| Exercise brief |
The answer should consist of each line from the data below that includes "Mitwirkung".

| Data |
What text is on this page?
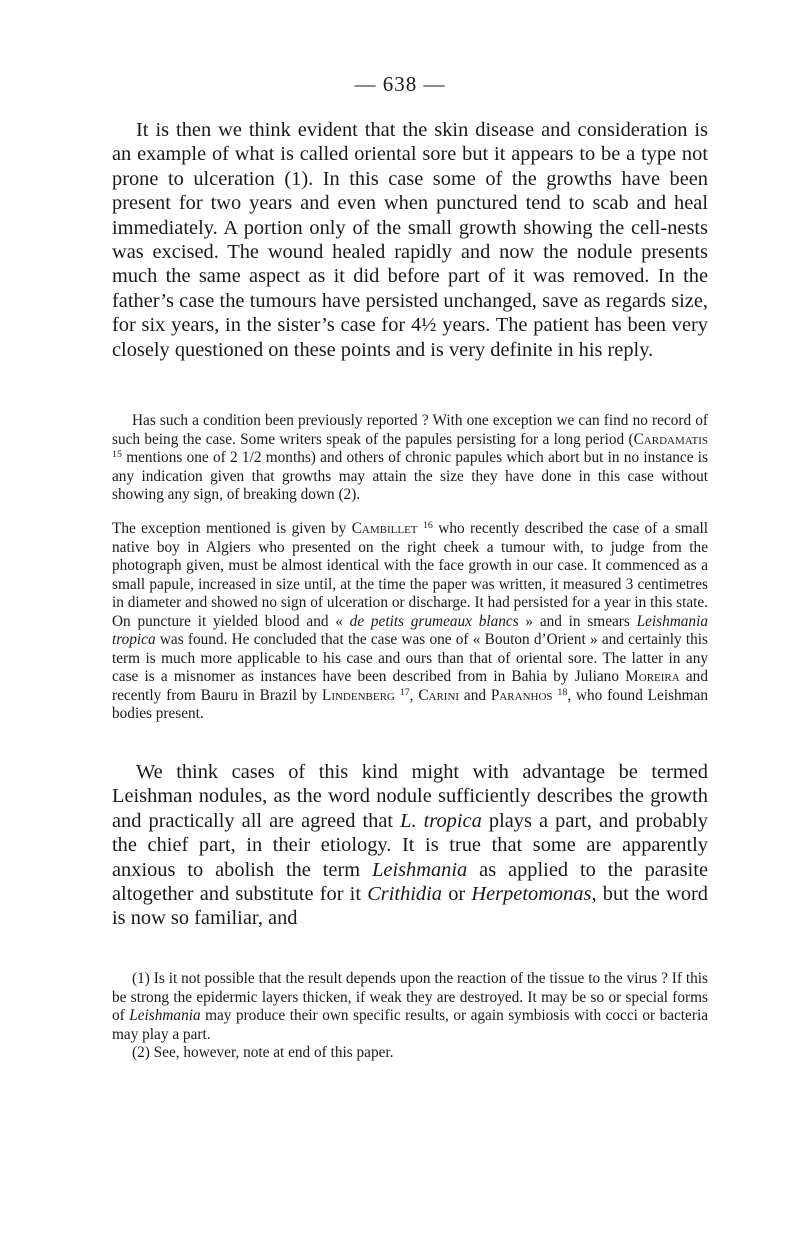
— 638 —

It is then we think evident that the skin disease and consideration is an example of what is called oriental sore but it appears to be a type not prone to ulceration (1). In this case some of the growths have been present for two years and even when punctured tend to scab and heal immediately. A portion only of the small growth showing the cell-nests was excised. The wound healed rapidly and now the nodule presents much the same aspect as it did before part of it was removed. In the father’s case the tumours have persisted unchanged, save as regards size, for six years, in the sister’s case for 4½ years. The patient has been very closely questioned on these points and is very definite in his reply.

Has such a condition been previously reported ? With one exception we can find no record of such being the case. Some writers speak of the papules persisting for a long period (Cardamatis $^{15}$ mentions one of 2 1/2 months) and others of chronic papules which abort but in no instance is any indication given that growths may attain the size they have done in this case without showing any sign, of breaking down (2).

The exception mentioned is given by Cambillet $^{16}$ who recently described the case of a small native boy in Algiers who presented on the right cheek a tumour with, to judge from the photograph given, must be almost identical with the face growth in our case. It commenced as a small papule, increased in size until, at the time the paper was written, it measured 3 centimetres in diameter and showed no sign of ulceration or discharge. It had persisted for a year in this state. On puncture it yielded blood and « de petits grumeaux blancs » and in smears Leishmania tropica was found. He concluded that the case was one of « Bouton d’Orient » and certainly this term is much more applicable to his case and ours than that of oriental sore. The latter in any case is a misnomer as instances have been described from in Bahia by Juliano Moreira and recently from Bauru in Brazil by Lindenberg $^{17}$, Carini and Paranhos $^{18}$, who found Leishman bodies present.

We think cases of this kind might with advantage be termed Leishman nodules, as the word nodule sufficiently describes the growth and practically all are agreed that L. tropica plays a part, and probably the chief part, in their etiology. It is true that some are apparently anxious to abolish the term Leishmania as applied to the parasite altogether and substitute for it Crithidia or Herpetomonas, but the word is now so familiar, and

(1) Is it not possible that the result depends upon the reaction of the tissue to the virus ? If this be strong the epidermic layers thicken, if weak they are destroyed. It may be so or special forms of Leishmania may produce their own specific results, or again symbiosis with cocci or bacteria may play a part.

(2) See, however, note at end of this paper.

* * *

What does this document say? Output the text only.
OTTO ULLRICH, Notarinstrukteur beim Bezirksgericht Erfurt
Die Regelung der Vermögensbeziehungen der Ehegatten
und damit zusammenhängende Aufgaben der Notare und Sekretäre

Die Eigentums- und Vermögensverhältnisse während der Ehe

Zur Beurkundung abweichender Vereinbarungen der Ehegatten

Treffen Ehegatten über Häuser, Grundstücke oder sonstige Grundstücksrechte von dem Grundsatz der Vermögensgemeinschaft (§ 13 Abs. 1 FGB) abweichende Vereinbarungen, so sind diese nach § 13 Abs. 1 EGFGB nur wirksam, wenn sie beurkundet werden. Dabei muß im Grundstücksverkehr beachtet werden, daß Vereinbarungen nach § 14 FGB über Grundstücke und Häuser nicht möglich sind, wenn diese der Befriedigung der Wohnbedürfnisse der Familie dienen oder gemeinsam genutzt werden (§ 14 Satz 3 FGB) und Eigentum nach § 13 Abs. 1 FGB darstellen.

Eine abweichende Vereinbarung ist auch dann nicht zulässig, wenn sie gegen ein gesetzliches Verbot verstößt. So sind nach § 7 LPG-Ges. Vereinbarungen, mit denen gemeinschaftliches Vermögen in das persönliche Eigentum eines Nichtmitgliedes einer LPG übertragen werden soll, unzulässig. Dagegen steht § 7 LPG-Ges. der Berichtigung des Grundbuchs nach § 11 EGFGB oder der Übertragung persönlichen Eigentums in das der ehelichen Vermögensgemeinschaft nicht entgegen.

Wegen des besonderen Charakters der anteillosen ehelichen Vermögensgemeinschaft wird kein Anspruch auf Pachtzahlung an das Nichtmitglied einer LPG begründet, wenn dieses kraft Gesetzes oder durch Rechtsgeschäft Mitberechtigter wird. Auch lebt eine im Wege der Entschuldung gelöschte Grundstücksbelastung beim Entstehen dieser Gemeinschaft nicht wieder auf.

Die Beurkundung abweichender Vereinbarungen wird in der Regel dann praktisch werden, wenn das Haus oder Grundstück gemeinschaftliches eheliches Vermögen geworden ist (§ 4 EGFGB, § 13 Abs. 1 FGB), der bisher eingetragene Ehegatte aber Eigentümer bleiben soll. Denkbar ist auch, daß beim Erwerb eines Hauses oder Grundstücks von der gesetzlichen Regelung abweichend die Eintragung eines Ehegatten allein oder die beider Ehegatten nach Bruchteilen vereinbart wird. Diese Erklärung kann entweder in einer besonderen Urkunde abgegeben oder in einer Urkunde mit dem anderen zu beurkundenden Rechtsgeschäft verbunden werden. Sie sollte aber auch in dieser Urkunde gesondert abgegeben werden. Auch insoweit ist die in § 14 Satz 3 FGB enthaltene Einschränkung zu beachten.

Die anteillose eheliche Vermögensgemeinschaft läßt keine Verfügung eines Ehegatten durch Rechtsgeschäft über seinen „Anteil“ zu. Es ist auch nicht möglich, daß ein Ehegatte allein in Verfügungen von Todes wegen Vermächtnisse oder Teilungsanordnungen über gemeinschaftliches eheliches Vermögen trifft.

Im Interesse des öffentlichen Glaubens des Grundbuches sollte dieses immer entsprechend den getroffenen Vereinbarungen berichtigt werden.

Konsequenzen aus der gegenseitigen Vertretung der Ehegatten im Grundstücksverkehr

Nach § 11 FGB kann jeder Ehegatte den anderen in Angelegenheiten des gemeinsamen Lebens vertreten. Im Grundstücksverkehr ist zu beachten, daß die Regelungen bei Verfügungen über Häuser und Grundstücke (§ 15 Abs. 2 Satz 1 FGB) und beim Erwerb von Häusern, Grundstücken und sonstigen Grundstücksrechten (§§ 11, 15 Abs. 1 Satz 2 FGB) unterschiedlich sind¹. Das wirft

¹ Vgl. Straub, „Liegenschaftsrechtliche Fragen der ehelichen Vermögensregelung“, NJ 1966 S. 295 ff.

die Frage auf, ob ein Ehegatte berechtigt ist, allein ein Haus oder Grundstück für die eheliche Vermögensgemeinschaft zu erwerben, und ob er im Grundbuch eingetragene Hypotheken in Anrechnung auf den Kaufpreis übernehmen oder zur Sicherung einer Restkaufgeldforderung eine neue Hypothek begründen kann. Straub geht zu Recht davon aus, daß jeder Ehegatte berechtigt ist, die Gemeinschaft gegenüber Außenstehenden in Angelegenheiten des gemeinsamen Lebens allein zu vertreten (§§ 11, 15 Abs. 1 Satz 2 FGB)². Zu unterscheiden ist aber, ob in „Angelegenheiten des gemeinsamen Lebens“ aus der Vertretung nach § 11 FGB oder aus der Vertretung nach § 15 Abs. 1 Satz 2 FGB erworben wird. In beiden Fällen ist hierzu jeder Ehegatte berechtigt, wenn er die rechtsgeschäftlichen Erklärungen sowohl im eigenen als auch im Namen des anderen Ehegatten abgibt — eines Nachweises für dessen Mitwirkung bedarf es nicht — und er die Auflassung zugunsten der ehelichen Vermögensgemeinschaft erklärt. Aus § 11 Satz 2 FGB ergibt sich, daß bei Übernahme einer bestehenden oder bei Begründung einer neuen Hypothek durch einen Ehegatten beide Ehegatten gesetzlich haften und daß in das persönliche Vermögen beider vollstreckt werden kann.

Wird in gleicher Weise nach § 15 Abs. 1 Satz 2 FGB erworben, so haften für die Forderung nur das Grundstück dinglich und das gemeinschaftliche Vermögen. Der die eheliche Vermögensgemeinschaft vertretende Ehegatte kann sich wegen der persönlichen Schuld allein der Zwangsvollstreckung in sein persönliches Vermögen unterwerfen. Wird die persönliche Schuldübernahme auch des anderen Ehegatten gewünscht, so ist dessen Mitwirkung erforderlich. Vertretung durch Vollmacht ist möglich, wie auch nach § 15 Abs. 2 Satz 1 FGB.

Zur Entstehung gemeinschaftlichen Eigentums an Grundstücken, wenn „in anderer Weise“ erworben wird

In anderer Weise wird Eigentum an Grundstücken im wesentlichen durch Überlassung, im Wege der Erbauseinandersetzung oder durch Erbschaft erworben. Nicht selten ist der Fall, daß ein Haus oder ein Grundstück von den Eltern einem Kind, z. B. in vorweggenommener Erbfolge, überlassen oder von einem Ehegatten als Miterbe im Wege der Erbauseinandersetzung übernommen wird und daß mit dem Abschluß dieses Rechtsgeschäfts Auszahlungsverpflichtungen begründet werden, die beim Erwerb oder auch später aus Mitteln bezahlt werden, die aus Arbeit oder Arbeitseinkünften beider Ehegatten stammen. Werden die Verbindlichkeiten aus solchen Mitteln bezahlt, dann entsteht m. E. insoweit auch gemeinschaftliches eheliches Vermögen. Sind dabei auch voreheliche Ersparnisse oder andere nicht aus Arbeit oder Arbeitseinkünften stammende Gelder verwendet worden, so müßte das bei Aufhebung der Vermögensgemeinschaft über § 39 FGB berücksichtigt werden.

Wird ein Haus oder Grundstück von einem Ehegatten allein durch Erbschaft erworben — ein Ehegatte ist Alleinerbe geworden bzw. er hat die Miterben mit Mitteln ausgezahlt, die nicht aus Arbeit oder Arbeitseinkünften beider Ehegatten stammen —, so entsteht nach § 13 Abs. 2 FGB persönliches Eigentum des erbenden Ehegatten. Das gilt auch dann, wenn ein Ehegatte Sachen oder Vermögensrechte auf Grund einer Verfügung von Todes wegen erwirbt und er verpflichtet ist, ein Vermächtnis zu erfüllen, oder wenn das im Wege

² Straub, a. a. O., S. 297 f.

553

| Response area |
die Frage auf, ob ein Ehegatte berechtigt ist, allein ein Haus oder Grundstück für die eheliche Vermögensgemeinschaft zu erwerben, und ob er im Grundbuch eingetragene Hypotheken in Anrechnung auf den Kaufpreis übernehmen oder zur Sicherung einer Restkaufgeldforderung eine neue Hypothek begründen kann. Straub geht zu Recht davon aus, daß jeder Ehegatte berechtigt ist, die Gemeinschaft gegenüber Außenstehenden in Angelegenheiten des gemeinsamen Lebens allein zu vertreten (§§ 11, 15 Abs. 1 Satz 2 FGB)². Zu unterscheiden ist aber, ob in „Angelegenheiten des gemeinsamen Lebens“ aus der Vertretung nach § 11 FGB oder aus der Vertretung nach § 15 Abs. 1 Satz 2 FGB erworben wird. In beiden Fällen ist hierzu jeder Ehegatte berechtigt, wenn er die rechtsgeschäftlichen Erklärungen sowohl im eigenen als auch im Namen des anderen Ehegatten abgibt — eines Nachweises für dessen Mitwirkung bedarf es nicht — und er die Auflassung zugunsten der ehelichen Vermögensgemeinschaft erklärt. Aus § 11 Satz 2 FGB ergibt sich, daß bei Übernahme einer bestehenden oder bei Begründung einer neuen Hypothek durch einen Ehegatten beide Ehegatten gesetzlich haften und daß in das persönliche Vermögen beider vollstreckt werden kann.
Wird in gleicher Weise nach § 15 Abs. 1 Satz 2 FGB erworben, so haften für die Forderung nur das Grundstück dinglich und das gemeinschaftliche Vermögen. Der die eheliche Vermögensgemeinschaft vertretende Ehegatte kann sich wegen der persönlichen Schuld allein der Zwangsvollstreckung in sein persönliches Vermögen unterwerfen. Wird die persönliche Schuldübernahme auch des anderen Ehegatten gewünscht, so ist dessen Mitwirkung erforderlich. Vertretung durch Vollmacht ist möglich, wie auch nach § 15 Abs. 2 Satz 1 FGB.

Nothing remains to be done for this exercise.